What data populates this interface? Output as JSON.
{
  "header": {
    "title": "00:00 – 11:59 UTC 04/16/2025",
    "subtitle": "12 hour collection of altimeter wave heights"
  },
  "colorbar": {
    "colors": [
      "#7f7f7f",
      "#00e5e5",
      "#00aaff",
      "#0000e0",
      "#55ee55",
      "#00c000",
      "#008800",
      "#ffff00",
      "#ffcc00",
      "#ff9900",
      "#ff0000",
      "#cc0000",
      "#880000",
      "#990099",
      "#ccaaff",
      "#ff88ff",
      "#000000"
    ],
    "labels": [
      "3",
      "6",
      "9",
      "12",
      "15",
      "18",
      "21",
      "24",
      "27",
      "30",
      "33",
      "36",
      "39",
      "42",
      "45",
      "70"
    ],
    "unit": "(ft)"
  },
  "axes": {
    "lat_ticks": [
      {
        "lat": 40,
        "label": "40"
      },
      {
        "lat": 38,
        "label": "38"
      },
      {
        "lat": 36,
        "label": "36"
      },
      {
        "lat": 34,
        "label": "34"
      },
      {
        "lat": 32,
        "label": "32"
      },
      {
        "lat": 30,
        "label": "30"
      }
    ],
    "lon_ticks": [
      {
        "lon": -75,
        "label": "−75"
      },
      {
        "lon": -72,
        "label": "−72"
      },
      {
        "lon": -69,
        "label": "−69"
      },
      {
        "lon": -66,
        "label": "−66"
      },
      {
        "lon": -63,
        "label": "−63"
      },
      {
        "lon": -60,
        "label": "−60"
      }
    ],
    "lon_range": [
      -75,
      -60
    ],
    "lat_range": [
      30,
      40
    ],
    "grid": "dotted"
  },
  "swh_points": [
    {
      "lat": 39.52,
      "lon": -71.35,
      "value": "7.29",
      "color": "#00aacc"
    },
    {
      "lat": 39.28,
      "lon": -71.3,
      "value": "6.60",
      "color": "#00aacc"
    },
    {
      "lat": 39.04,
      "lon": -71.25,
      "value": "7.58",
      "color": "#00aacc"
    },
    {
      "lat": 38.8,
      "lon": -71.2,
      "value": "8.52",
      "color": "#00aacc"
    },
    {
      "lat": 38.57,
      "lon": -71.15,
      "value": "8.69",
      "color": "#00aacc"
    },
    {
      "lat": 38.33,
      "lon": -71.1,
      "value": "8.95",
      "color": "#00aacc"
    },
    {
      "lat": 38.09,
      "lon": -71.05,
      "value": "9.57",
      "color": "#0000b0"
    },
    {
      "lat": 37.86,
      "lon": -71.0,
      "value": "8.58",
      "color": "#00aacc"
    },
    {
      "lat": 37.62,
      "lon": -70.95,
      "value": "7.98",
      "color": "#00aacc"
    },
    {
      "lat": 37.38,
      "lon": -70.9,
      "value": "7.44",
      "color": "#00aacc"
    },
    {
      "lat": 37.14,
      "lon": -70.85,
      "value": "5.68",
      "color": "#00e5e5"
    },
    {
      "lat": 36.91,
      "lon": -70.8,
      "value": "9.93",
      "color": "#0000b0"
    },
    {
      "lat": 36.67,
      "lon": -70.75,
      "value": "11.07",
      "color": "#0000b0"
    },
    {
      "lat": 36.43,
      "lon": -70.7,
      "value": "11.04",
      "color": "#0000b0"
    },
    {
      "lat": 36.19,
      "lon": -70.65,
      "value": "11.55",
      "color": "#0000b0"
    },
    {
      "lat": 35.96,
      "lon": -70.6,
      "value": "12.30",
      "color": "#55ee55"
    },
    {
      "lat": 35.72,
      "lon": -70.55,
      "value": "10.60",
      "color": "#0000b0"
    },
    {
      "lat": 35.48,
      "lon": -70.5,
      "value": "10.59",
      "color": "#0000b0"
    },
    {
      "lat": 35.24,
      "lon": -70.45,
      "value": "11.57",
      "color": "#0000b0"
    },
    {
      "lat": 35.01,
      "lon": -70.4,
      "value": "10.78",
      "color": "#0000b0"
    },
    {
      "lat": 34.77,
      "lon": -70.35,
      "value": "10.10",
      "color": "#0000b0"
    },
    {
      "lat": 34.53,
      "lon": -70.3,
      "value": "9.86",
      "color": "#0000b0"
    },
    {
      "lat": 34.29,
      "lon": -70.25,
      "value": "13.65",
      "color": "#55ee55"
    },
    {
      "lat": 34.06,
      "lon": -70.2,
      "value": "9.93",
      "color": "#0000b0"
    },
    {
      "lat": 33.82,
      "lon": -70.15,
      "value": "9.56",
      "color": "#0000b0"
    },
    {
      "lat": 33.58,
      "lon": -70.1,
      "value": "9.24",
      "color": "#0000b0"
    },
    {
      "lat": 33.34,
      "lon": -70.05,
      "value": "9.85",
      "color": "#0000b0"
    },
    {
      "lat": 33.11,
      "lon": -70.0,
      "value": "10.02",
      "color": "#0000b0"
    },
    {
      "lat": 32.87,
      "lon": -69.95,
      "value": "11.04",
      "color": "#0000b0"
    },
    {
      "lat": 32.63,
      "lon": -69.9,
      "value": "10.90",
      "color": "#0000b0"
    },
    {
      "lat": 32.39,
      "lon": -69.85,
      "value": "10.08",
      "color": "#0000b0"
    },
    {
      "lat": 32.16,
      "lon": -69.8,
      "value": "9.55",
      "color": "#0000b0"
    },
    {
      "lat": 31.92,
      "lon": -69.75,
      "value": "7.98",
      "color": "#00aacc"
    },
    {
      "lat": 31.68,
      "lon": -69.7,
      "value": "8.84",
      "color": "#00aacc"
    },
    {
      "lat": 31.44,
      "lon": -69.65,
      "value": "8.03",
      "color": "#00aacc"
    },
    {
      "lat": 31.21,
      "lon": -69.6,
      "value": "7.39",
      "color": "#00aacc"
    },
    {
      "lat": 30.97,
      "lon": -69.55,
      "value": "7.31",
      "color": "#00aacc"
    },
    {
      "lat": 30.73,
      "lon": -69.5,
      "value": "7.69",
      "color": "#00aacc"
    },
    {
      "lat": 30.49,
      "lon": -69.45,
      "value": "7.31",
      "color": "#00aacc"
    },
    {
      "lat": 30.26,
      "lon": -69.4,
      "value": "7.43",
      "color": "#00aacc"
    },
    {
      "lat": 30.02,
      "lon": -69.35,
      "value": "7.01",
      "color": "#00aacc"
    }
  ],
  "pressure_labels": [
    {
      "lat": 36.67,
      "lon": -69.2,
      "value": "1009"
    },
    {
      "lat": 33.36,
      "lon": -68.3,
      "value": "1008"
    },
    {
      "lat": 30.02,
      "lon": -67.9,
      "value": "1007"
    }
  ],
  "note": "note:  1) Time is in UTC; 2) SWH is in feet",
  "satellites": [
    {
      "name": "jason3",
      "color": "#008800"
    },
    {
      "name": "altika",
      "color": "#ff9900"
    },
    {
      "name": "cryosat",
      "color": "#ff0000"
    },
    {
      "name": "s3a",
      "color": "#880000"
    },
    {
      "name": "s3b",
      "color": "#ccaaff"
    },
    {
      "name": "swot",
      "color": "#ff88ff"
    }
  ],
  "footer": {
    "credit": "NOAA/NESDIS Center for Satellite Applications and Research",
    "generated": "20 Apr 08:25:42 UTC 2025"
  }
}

Objective
Copy all of the data exactly.

Task solution
What data populates this interface? Output as JSON.
{
  "header": {
    "title": "00:00 – 11:59 UTC 04/16/2025",
    "subtitle": "12 hour collection of altimeter wave heights"
  },
  "colorbar": {
    "colors": [
      "#7f7f7f",
      "#00e5e5",
      "#00aaff",
      "#0000e0",
      "#55ee55",
      "#00c000",
      "#008800",
      "#ffff00",
      "#ffcc00",
      "#ff9900",
      "#ff0000",
      "#cc0000",
      "#880000",
      "#990099",
      "#ccaaff",
      "#ff88ff",
      "#000000"
    ],
    "labels": [
      "3",
      "6",
      "9",
      "12",
      "15",
      "18",
      "21",
      "24",
      "27",
      "30",
      "33",
      "36",
      "39",
      "42",
      "45",
      "70"
    ],
    "unit": "(ft)"
  },
  "axes": {
    "lat_ticks": [
      {
        "lat": 40,
        "label": "40"
      },
      {
        "lat": 38,
        "label": "38"
      },
      {
        "lat": 36,
        "label": "36"
      },
      {
        "lat": 34,
        "label": "34"
      },
      {
        "lat": 32,
        "label": "32"
      },
      {
        "lat": 30,
        "label": "30"
      }
    ],
    "lon_ticks": [
      {
        "lon": -75,
        "label": "−75"
      },
      {
        "lon": -72,
        "label": "−72"
      },
      {
        "lon": -69,
        "label": "−69"
      },
      {
        "lon": -66,
        "label": "−66"
      },
      {
        "lon": -63,
        "label": "−63"
      },
      {
        "lon": -60,
        "label": "−60"
      }
    ],
    "lon_range": [
      -75,
      -60
    ],
    "lat_range": [
      30,
      40
    ],
    "grid": "dotted"
  },
  "swh_points": [
    {
      "lat": 39.52,
      "lon": -71.35,
      "value": "7.29",
      "color": "#00aacc"
    },
    {
      "lat": 39.28,
      "lon": -71.3,
      "value": "6.60",
      "color": "#00aacc"
    },
    {
      "lat": 39.04,
      "lon": -71.25,
      "value": "7.58",
      "color": "#00aacc"
    },
    {
      "lat": 38.8,
      "lon": -71.2,
      "value": "8.52",
      "color": "#00aacc"
    },
    {
      "lat": 38.57,
      "lon": -71.15,
      "value": "8.69",
      "color": "#00aacc"
    },
    {
      "lat": 38.33,
      "lon": -71.1,
      "value": "8.95",
      "color": "#00aacc"
    },
    {
      "lat": 38.09,
      "lon": -71.05,
      "value": "9.57",
      "color": "#0000b0"
    },
    {
      "lat": 37.86,
      "lon": -71.0,
      "value": "8.58",
      "color": "#00aacc"
    },
    {
      "lat": 37.62,
      "lon": -70.95,
      "value": "7.98",
      "color": "#00aacc"
    },
    {
      "lat": 37.38,
      "lon": -70.9,
      "value": "7.44",
      "color": "#00aacc"
    },
    {
      "lat": 37.14,
      "lon": -70.85,
      "value": "5.68",
      "color": "#00e5e5"
    },
    {
      "lat": 36.91,
      "lon": -70.8,
      "value": "9.93",
      "color": "#0000b0"
    },
    {
      "lat": 36.67,
      "lon": -70.75,
      "value": "11.07",
      "color": "#0000b0"
    },
    {
      "lat": 36.43,
      "lon": -70.7,
      "value": "11.04",
      "color": "#0000b0"
    },
    {
      "lat": 36.19,
      "lon": -70.65,
      "value": "11.55",
      "color": "#0000b0"
    },
    {
      "lat": 35.96,
      "lon": -70.6,
      "value": "12.30",
      "color": "#55ee55"
    },
    {
      "lat": 35.72,
      "lon": -70.55,
      "value": "10.60",
      "color": "#0000b0"
    },
    {
      "lat": 35.48,
      "lon": -70.5,
      "value": "10.59",
      "color": "#0000b0"
    },
    {
      "lat": 35.24,
      "lon": -70.45,
      "value": "11.57",
      "color": "#0000b0"
    },
    {
      "lat": 35.01,
      "lon": -70.4,
      "value": "10.78",
      "color": "#0000b0"
    },
    {
      "lat": 34.77,
      "lon": -70.35,
      "value": "10.10",
      "color": "#0000b0"
    },
    {
      "lat": 34.53,
      "lon": -70.3,
      "value": "9.86",
      "color": "#0000b0"
    },
    {
      "lat": 34.29,
      "lon": -70.25,
      "value": "13.65",
      "color": "#55ee55"
    },
    {
      "lat": 34.06,
      "lon": -70.2,
      "value": "9.93",
      "color": "#0000b0"
    },
    {
      "lat": 33.82,
      "lon": -70.15,
      "value": "9.56",
      "color": "#0000b0"
    },
    {
      "lat": 33.58,
      "lon": -70.1,
      "value": "9.24",
      "color": "#0000b0"
    },
    {
      "lat": 33.34,
      "lon": -70.05,
      "value": "9.85",
      "color": "#0000b0"
    },
    {
      "lat": 33.11,
      "lon": -70.0,
      "value": "10.02",
      "color": "#0000b0"
    },
    {
      "lat": 32.87,
      "lon": -69.95,
      "value": "11.04",
      "color": "#0000b0"
    },
    {
      "lat": 32.63,
      "lon": -69.9,
      "value": "10.90",
      "color": "#0000b0"
    },
    {
      "lat": 32.39,
      "lon": -69.85,
      "value": "10.08",
      "color": "#0000b0"
    },
    {
      "lat": 32.16,
      "lon": -69.8,
      "value": "9.55",
      "color": "#0000b0"
    },
    {
      "lat": 31.92,
      "lon": -69.75,
      "value": "7.98",
      "color": "#00aacc"
    },
    {
      "lat": 31.68,
      "lon": -69.7,
      "value": "8.84",
      "color": "#00aacc"
    },
    {
      "lat": 31.44,
      "lon": -69.65,
      "value": "8.03",
      "color": "#00aacc"
    },
    {
      "lat": 31.21,
      "lon": -69.6,
      "value": "7.39",
      "color": "#00aacc"
    },
    {
      "lat": 30.97,
      "lon": -69.55,
      "value": "7.31",
      "color": "#00aacc"
    },
    {
      "lat": 30.73,
      "lon": -69.5,
      "value": "7.69",
      "color": "#00aacc"
    },
    {
      "lat": 30.49,
      "lon": -69.45,
      "value": "7.31",
      "color": "#00aacc"
    },
    {
      "lat": 30.26,
      "lon": -69.4,
      "value": "7.43",
      "color": "#00aacc"
    },
    {
      "lat": 30.02,
      "lon": -69.35,
      "value": "7.01",
      "color": "#00aacc"
    }
  ],
  "pressure_labels": [
    {
      "lat": 36.67,
      "lon": -69.2,
      "value": "1009"
    },
    {
      "lat": 33.36,
      "lon": -68.3,
      "value": "1008"
    },
    {
      "lat": 30.02,
      "lon": -67.9,
      "value": "1007"
    }
  ],
  "note": "note:  1) Time is in UTC; 2) SWH is in feet",
  "satellites": [
    {
      "name": "jason3",
      "color": "#008800"
    },
    {
      "name": "altika",
      "color": "#ff9900"
    },
    {
      "name": "cryosat",
      "color": "#ff0000"
    },
    {
      "name": "s3a",
      "color": "#880000"
    },
    {
      "name": "s3b",
      "color": "#ccaaff"
    },
    {
      "name": "swot",
      "color": "#ff88ff"
    }
  ],
  "footer": {
    "credit": "NOAA/NESDIS Center for Satellite Applications and Research",
    "generated": "20 Apr 08:25:42 UTC 2025"
  }
}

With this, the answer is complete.